[Written instruction]: Copy all lines below containing "name".

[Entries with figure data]
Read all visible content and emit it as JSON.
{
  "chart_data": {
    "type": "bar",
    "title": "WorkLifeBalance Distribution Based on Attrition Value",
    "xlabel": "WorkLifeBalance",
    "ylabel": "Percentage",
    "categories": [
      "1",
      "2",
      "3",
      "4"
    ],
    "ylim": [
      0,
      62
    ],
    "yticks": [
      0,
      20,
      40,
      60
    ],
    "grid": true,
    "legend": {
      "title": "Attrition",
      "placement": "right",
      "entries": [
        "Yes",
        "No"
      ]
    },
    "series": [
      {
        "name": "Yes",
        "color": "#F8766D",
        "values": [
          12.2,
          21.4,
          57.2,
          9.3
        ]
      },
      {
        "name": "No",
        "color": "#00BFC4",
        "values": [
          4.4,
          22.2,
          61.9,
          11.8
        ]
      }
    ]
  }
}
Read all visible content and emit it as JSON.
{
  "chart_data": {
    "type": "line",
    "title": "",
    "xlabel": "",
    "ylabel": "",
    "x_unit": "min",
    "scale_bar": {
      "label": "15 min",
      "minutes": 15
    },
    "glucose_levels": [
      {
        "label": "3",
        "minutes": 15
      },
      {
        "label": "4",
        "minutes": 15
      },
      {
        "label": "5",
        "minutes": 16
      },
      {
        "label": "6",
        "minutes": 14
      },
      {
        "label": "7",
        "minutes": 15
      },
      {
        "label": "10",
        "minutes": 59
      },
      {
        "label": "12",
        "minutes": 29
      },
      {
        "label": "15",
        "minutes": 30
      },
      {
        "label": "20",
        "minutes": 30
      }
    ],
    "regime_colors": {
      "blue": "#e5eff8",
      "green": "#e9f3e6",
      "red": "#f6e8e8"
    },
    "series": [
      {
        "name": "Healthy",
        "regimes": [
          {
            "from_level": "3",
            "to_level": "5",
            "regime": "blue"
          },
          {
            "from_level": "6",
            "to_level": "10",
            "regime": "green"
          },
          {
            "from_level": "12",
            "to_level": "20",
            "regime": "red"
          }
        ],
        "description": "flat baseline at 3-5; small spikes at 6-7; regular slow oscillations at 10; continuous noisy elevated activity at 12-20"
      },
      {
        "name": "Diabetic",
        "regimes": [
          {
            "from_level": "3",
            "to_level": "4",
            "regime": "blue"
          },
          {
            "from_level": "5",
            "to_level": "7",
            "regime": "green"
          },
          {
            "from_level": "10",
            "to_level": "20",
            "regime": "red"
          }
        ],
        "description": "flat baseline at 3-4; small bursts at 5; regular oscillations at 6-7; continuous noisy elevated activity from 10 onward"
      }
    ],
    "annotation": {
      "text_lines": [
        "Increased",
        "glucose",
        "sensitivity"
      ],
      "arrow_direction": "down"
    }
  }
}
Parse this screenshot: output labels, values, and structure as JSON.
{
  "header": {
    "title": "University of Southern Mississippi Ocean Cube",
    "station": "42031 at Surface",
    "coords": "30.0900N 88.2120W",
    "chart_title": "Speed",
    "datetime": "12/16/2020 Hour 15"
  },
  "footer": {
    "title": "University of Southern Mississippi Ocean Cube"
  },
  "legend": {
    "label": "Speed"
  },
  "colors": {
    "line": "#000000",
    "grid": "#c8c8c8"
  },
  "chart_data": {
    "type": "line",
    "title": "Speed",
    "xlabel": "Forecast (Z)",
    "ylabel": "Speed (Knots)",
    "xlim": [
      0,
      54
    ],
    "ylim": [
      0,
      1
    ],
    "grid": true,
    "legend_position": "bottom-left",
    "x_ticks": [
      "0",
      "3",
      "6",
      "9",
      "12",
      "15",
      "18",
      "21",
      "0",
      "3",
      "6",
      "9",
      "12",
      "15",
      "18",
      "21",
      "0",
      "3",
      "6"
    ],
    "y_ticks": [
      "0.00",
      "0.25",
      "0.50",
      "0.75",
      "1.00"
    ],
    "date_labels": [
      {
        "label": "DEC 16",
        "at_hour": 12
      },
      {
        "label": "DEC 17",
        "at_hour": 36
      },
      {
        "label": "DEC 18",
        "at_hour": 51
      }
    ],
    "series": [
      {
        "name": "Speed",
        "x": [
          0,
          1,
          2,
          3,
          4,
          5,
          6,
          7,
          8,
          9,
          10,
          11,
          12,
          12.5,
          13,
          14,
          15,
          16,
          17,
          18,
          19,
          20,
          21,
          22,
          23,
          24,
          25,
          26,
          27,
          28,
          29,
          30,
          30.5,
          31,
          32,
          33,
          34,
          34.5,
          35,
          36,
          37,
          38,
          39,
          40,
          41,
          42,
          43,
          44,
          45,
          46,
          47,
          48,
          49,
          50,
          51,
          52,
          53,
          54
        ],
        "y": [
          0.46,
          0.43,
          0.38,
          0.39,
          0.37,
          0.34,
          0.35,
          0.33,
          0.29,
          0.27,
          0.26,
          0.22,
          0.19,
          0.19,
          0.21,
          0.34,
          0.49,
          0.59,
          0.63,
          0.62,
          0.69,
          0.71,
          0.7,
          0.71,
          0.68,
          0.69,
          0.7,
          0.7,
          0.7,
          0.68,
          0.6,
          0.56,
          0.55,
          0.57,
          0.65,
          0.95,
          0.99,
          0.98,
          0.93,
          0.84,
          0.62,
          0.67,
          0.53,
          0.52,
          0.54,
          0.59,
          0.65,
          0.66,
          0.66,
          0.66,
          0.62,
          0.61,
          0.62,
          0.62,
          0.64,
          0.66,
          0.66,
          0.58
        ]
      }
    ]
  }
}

[Response for this exercise]:
        "name": "Yes",
        "name": "No",
        "name": "Healthy",
        "name": "Diabetic",
        "name": "Speed",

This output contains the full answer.